STATED GOAL: Your answer should consist solely of the lines from the one with "What data populates" through the one with "Give me the", copied exactly, endpoints included.

---------------

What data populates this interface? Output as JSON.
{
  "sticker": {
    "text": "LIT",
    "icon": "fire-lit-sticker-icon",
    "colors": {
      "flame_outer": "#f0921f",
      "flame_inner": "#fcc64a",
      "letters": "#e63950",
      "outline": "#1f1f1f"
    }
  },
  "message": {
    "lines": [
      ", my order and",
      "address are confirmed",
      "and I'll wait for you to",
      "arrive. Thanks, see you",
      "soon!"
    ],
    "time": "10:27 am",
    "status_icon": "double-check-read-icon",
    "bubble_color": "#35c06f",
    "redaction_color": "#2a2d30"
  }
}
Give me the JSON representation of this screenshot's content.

---------------

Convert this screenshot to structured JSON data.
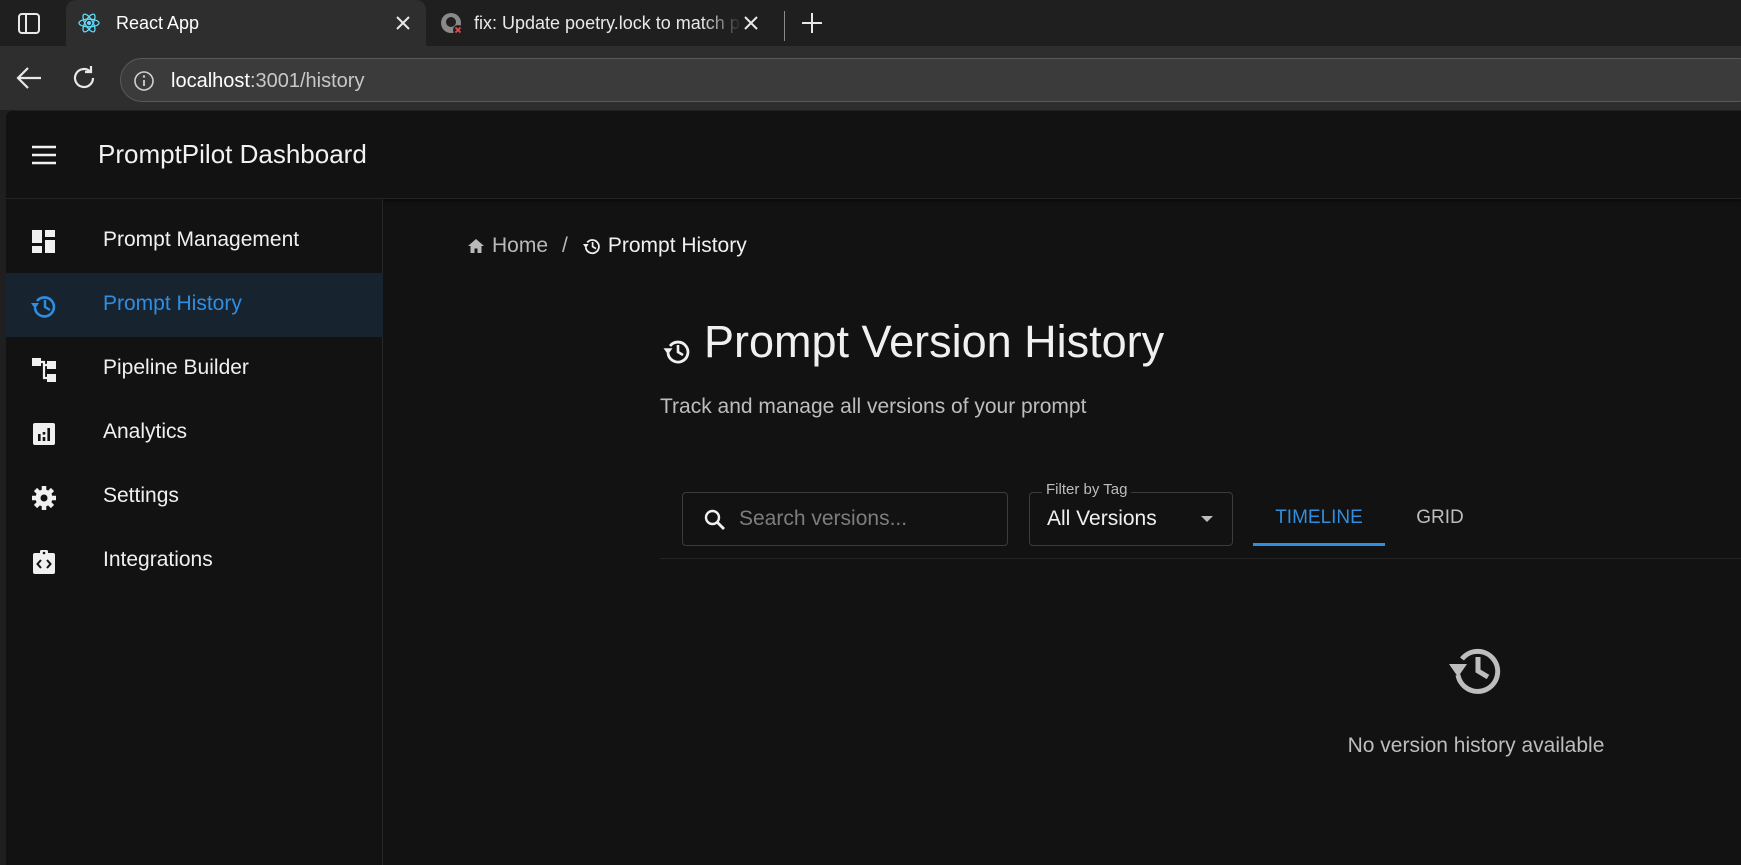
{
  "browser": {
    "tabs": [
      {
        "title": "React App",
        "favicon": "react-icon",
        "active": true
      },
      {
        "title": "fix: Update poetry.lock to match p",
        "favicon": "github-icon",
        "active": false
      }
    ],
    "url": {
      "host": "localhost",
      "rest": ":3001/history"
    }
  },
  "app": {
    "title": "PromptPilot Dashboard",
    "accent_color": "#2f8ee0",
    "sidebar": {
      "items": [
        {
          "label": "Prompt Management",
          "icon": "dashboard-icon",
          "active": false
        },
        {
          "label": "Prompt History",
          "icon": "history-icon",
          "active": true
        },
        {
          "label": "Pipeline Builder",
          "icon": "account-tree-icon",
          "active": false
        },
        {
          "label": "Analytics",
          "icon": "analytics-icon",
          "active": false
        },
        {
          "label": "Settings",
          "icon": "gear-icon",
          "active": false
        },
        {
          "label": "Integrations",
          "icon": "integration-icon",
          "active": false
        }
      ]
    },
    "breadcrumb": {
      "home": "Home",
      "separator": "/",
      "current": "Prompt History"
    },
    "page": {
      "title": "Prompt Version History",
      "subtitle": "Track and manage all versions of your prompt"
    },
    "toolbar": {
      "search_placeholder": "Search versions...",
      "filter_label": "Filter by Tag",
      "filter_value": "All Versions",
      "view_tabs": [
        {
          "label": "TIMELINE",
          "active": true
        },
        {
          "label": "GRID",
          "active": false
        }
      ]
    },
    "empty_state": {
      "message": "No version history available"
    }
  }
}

---------------

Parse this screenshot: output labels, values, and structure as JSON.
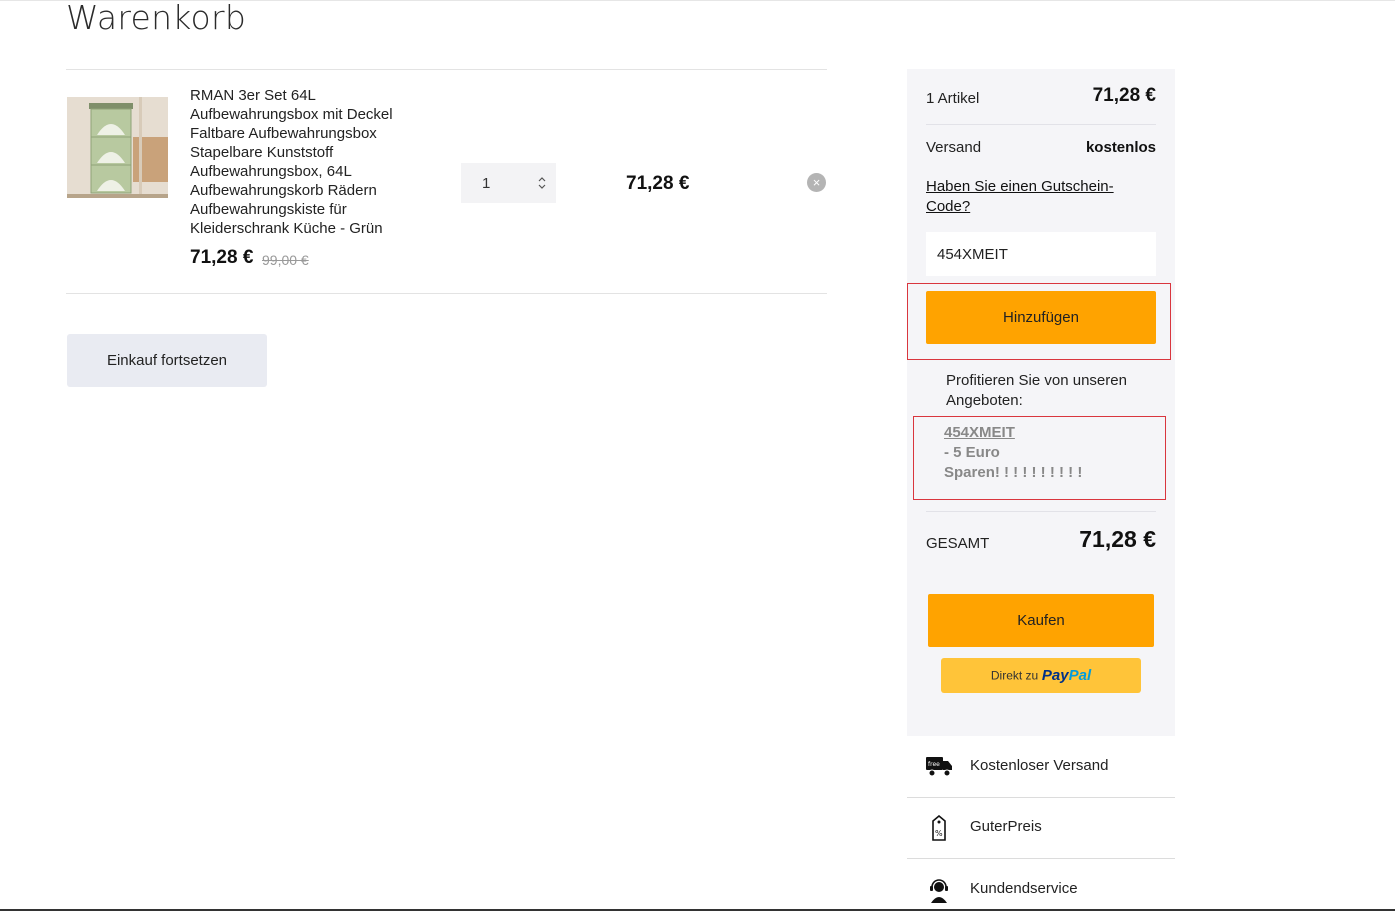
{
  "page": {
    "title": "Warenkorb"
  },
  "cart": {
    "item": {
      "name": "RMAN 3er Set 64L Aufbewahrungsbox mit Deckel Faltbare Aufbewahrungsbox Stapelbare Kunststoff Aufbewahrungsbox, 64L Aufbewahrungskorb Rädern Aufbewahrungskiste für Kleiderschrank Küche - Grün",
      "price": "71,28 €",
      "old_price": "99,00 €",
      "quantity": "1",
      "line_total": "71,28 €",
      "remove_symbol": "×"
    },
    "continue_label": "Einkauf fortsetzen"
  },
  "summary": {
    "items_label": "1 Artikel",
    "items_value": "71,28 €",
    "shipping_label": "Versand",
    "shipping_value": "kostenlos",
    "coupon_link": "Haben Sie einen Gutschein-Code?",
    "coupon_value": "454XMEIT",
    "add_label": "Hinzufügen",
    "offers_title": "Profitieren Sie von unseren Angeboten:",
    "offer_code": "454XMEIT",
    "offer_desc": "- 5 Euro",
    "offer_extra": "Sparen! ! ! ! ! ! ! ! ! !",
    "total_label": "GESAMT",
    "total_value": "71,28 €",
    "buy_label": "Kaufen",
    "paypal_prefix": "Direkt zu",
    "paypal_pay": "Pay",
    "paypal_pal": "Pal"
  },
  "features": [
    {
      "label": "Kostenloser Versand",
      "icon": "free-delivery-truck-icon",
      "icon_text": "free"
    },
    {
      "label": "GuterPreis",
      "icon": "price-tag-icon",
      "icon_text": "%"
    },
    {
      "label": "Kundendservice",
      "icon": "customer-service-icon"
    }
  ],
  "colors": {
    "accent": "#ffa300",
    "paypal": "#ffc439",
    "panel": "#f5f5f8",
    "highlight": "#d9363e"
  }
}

---------------

SOLUTION:
What data populates this interface? Output as JSON.
{
  "sticker": {
    "text": "LIT",
    "icon": "fire-lit-sticker-icon",
    "colors": {
      "flame_outer": "#f0921f",
      "flame_inner": "#fcc64a",
      "letters": "#e63950",
      "outline": "#1f1f1f"
    }
  },
  "message": {
    "lines": [
      ", my order and",
      "address are confirmed",
      "and I'll wait for you to",
      "arrive. Thanks, see you",
      "soon!"
    ],
    "time": "10:27 am",
    "status_icon": "double-check-read-icon",
    "bubble_color": "#35c06f",
    "redaction_color": "#2a2d30"
  }
}
Give me the JSON representation of this screenshot's content.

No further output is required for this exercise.